THE PROBLEM:
Within the entries below, find every line that has the string "ylabel", then copy it.

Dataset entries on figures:
-- Opening Marker --
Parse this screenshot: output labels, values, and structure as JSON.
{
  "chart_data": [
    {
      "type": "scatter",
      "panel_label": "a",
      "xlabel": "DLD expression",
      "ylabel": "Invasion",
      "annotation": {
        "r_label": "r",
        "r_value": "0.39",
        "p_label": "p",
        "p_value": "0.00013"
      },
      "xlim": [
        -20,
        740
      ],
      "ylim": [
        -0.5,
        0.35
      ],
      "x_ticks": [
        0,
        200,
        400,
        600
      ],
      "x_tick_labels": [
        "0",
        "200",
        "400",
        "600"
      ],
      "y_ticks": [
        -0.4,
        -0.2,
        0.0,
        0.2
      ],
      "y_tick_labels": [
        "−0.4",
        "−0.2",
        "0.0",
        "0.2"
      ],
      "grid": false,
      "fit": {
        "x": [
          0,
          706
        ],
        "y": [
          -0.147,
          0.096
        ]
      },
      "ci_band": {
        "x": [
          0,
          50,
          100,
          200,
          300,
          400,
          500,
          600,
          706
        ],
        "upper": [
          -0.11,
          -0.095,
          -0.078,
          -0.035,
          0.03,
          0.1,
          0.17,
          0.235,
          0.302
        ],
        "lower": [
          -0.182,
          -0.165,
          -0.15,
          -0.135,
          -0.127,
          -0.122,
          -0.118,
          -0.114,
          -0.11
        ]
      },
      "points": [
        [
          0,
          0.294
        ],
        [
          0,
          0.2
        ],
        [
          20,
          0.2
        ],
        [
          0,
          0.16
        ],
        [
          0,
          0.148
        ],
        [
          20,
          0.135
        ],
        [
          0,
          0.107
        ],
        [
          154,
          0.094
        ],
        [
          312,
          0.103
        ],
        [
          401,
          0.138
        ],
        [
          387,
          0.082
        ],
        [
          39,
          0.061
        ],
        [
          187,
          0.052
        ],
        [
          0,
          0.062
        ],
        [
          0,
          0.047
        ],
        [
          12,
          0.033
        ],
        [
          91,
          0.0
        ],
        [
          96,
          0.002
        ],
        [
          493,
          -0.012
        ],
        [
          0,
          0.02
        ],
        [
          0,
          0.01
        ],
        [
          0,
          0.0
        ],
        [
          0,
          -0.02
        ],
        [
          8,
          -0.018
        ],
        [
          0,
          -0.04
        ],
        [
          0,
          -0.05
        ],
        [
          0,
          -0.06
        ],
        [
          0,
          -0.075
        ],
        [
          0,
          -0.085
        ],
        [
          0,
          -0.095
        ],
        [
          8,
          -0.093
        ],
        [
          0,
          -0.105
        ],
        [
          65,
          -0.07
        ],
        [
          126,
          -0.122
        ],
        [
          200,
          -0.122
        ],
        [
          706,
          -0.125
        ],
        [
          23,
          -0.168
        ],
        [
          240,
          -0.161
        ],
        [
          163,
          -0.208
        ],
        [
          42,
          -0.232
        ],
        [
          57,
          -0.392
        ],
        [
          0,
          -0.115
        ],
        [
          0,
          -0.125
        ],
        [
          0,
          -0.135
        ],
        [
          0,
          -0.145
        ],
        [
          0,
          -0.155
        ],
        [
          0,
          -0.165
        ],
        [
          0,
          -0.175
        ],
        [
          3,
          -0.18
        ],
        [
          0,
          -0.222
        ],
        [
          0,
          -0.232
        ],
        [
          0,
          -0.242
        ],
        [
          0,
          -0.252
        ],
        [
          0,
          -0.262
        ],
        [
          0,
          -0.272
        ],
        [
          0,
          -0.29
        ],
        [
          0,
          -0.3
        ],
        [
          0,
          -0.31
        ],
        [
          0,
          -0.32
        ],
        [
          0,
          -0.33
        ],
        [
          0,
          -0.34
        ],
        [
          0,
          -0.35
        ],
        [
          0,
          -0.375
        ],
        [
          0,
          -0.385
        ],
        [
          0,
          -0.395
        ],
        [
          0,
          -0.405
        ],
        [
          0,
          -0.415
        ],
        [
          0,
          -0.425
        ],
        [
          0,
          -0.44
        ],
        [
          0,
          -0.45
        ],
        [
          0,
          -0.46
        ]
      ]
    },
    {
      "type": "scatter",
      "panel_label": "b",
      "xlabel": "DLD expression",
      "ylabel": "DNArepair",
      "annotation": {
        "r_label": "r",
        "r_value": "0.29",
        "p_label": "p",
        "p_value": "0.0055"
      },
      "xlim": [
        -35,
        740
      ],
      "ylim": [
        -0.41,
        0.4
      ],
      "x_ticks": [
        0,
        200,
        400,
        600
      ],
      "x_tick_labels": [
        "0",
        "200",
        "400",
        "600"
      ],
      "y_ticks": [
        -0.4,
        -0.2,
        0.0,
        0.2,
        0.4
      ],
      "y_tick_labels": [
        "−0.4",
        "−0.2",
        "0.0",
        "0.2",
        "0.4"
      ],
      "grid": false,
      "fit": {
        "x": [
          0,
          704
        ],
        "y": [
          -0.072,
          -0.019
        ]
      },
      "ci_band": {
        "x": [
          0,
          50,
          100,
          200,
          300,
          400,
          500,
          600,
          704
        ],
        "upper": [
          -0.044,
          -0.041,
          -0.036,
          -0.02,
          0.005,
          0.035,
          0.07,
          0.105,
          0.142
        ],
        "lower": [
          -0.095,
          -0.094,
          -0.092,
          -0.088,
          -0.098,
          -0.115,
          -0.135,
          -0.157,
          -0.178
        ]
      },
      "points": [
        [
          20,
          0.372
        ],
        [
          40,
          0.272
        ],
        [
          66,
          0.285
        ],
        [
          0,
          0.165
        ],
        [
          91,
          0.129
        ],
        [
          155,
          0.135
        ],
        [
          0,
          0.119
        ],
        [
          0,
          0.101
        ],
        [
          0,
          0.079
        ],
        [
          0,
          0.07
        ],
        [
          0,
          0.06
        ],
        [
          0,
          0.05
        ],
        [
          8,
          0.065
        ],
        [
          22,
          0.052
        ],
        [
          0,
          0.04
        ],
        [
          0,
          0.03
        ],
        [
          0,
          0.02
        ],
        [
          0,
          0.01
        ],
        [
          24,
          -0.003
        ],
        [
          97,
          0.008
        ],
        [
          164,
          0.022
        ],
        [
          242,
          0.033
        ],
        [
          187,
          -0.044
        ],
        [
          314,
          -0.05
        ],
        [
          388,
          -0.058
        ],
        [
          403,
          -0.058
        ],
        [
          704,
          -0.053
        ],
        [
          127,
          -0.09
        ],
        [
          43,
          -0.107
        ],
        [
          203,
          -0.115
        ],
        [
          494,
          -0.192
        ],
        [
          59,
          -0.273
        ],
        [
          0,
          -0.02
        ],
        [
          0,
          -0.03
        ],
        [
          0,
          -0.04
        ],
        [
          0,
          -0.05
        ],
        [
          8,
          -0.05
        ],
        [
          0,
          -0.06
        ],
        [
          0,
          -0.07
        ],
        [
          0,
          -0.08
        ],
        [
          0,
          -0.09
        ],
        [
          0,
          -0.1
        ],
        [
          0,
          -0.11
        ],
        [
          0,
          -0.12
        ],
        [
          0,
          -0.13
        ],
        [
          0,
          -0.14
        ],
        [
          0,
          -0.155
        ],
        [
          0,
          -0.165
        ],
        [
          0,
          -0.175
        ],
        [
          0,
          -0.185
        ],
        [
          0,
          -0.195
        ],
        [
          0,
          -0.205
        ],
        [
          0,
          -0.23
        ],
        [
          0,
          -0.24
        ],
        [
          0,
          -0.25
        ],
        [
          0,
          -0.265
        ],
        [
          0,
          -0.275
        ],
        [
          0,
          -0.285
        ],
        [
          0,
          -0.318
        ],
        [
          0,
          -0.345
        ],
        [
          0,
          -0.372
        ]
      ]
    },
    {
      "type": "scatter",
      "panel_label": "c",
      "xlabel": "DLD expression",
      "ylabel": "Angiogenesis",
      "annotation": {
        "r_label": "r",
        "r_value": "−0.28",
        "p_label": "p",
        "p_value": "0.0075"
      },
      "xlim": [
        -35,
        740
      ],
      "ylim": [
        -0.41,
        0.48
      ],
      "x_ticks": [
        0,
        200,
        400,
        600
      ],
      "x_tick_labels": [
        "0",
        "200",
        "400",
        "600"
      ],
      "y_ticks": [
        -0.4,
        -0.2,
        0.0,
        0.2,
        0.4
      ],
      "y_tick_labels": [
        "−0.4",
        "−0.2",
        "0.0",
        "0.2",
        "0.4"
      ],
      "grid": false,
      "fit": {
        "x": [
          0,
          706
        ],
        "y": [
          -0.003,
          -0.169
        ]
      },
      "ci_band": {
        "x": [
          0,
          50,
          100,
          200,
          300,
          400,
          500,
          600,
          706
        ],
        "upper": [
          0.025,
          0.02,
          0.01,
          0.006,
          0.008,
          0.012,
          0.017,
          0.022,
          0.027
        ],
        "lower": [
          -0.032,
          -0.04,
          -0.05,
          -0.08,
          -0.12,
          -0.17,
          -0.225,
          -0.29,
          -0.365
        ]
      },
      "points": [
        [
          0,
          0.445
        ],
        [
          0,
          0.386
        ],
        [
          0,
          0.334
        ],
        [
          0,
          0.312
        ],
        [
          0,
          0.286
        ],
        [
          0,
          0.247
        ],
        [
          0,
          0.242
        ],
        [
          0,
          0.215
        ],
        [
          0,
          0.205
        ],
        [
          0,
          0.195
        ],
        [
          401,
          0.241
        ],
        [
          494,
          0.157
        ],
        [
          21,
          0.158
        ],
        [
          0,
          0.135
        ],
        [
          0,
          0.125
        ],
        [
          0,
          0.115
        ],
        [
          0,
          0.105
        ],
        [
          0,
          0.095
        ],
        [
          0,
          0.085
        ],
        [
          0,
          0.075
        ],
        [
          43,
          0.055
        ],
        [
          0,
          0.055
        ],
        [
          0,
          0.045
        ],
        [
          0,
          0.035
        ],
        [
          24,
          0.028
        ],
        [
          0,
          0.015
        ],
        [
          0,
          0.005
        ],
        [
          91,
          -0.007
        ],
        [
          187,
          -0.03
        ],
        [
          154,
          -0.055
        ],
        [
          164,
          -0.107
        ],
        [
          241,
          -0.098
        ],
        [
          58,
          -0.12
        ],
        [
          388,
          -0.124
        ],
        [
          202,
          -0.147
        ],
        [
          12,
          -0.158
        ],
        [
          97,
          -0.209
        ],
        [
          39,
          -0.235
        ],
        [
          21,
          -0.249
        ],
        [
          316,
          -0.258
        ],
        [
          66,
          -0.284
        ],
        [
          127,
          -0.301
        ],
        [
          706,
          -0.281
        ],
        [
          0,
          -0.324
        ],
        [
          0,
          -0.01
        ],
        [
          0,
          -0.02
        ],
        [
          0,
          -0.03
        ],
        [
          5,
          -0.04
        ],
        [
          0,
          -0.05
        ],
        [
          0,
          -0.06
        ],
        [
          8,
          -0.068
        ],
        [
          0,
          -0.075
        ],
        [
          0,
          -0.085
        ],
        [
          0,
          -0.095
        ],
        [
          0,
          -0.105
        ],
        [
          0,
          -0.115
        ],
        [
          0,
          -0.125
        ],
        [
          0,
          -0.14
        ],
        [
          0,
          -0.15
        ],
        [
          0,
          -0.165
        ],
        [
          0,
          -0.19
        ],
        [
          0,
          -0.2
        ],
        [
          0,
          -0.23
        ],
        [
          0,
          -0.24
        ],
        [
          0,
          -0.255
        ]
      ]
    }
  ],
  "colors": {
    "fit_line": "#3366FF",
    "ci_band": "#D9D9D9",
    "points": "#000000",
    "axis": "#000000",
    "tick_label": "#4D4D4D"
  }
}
-- Closing Marker --
WRITTEN ANSWER:
      "ylabel": "Invasion",
      "ylabel": "DNArepair",
      "ylabel": "Angiogenesis",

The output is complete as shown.